Many think that markdowns are something that happens at the end of a season, when sales anticipated in those final peak weeks don't materialize. But the truth is that, more often than not, markdowns result from decisions made and actions taken much earlier, frequently before the season even starts.
Here's what typically happens. A small retailer looks for opportunities to generate sales increases based on current trends and what happened, or didn't happen, the previous year. When the plans are rolled up, they frequently add up to a five or ten percent increase. And when there's a planned increase, the biggest percentage increases usually are in the early months of the season, when sales are lightest. There's a certain logic behind this: The dollar increase doesn't seem that big, and the later months seem more fully developed. But the most significant factor is a merchant's optimism that this season's merchandise will be better, the weather will break just right, the goods will arrive on time this year.
Once the sales plans are set, inventory is bought, and it's usually brought in early in the season to set the store and support those early season increases. Yet these aggressive early sales plans frequently don't pan out, because they were so aggressive and were predicated on everything breaking just right. The inventory begins to back up right away. The next round of deliveries come in, but the initial deliveries haven't sold through yet, and the retailer quickly becomes overstocked, making it more difficult both to display merchandise and for customers to shop. Weekly sell-thru percentages stagnate.

## [Extracted data]
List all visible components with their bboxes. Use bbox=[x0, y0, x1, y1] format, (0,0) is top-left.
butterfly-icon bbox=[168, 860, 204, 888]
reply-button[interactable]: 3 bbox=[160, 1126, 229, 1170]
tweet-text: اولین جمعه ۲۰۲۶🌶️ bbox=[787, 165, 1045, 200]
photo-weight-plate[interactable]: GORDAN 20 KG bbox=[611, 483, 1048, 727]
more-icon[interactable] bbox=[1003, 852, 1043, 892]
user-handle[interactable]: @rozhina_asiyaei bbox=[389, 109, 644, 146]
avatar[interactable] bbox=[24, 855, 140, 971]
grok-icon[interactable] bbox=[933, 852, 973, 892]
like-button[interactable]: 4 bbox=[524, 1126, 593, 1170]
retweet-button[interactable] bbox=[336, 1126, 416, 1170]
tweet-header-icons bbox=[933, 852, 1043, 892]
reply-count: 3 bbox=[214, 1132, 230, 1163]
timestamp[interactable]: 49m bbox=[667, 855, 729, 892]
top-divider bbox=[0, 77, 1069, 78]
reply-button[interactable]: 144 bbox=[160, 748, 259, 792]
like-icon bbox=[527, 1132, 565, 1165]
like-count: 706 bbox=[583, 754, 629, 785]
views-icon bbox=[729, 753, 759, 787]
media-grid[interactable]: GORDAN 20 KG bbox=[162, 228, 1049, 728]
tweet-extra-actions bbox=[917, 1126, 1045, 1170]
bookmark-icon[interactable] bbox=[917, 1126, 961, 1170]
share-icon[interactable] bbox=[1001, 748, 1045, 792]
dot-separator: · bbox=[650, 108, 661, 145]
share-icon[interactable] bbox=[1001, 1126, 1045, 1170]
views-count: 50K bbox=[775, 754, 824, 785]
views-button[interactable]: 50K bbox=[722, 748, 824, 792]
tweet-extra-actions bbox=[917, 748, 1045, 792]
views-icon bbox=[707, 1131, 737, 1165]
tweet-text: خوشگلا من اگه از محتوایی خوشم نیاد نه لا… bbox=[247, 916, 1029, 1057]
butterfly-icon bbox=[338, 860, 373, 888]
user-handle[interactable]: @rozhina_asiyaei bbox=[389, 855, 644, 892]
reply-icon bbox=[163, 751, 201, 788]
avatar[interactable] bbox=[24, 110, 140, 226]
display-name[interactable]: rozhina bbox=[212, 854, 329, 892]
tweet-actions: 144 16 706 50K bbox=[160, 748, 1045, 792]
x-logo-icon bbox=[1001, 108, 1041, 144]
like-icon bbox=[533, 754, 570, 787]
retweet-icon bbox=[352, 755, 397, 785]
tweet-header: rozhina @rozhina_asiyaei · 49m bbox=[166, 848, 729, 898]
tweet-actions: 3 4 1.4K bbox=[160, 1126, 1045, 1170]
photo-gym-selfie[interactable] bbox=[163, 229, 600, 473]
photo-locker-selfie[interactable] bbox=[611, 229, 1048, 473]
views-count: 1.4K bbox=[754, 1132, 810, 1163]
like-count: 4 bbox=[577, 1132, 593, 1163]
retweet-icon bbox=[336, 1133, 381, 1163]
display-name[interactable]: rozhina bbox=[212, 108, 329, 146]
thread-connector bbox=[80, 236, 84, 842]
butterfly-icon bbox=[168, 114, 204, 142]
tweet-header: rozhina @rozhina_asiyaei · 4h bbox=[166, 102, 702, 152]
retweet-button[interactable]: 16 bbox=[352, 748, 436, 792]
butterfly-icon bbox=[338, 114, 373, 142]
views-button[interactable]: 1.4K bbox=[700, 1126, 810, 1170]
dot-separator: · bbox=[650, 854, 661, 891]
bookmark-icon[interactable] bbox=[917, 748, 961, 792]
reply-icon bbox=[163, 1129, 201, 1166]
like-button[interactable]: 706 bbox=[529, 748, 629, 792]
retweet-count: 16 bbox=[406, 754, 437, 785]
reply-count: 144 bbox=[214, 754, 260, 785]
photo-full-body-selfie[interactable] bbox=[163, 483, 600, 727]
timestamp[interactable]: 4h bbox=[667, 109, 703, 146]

## [Set exercise A]
Return the part of the markdowns passage from "Here's what typically" up to and including "time this year.".
## [Set exercise B]
Does the markdowns passage agree with each of these statements? Answer yes or no for each, and quote the words from the passage that decide it.
(i) The biggest planned percentage increases usually fall in the early months of the season.
(ii) Inventory is usually brought in late in the season.
(iii) Markdowns most often result from decisions made at the end of the season.

## [Solution A]
Here's what typically happens. A small retailer looks for opportunities to generate sales increases based on current trends and what happened, or didn't happen, the previous year. When the plans are rolled up, they frequently add up to a five or ten percent increase. And when there's a planned increase, the biggest percentage increases usually are in the early months of the season, when sales are lightest. There's a certain logic behind this: The dollar increase doesn't seem that big, and the later months seem more fully developed. But the most significant factor is a merchant's optimism that this season's merchandise will be better, the weather will break just right, the goods will arrive on time this year.

## [Solution B]
(i) Yes: "the biggest percentage increases usually are in the early months of the season, when sales are lightest"
(ii) No: "it's usually brought in early in the season to set the store and support those early season increases"
(iii) No: "more often than not, markdowns result from decisions made and actions taken much earlier, frequently before the season even starts"